YOUR INSTRUCTIONS:
Copy each line of the entries beneath that contains the word "format".

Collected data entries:
·····

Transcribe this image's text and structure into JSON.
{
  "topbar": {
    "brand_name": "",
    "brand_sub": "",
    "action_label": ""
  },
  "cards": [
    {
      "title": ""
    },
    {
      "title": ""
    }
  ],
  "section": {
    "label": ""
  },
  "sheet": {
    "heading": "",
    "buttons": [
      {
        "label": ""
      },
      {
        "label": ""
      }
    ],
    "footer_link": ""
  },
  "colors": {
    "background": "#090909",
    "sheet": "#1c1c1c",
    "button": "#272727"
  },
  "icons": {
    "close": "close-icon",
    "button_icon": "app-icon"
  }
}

·····

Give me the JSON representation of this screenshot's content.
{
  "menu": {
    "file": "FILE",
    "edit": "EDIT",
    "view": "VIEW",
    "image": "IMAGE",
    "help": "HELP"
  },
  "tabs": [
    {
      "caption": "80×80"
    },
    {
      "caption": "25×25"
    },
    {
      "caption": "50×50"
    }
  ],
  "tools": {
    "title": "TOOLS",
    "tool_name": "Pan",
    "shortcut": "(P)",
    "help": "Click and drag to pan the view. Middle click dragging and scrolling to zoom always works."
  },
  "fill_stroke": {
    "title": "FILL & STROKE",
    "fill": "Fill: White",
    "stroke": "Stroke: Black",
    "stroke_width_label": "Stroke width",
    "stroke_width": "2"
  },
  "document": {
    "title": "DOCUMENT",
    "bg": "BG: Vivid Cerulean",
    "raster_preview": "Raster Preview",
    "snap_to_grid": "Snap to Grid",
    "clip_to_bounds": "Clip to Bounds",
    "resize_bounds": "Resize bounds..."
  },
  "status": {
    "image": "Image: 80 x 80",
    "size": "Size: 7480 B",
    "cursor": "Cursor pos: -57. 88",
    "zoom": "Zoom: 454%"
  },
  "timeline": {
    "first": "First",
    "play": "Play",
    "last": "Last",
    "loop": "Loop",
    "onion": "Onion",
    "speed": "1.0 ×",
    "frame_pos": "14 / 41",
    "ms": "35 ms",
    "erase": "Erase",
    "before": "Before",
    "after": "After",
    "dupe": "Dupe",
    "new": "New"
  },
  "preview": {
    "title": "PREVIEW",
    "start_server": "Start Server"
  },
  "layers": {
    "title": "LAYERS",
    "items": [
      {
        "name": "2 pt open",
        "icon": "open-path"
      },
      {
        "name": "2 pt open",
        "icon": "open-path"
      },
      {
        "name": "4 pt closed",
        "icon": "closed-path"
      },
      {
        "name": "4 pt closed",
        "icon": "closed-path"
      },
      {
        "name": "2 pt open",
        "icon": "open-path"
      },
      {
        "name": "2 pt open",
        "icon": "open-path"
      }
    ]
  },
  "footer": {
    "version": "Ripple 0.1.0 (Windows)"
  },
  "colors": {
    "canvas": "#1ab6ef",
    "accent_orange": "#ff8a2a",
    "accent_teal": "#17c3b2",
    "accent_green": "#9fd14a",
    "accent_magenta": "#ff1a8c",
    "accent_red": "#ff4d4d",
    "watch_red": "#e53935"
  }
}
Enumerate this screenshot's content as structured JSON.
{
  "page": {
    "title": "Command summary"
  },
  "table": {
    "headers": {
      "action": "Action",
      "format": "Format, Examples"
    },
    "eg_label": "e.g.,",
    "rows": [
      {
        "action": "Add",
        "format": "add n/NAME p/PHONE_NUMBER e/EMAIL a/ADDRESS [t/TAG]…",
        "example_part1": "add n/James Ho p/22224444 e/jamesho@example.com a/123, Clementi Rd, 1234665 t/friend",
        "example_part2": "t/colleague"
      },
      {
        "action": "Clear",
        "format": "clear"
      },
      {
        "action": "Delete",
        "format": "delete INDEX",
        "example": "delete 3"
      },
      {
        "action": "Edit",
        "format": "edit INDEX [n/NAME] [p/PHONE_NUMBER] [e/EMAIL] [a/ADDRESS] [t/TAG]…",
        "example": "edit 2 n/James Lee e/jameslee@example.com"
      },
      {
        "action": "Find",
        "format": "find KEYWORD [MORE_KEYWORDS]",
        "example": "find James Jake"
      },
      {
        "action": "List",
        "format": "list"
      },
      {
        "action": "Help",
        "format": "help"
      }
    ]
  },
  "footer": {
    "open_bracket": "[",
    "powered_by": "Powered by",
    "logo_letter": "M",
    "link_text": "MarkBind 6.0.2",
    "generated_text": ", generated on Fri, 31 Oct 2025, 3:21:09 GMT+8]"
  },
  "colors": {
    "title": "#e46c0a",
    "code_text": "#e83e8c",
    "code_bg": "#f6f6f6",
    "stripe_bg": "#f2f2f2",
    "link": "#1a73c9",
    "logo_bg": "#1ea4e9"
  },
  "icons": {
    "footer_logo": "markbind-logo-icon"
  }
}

·····

SOLUTION TO THE EXERCISE:
      "format": "Format, Examples"
        "format": "add n/NAME p/PHONE_NUMBER e/EMAIL a/ADDRESS [t/TAG]…",
        "format": "clear"
        "format": "delete INDEX",
        "format": "edit INDEX [n/NAME] [p/PHONE_NUMBER] [e/EMAIL] [a/ADDRESS] [t/TAG]…",
        "format": "find KEYWORD [MORE_KEYWORDS]",
        "format": "list"
        "format": "help"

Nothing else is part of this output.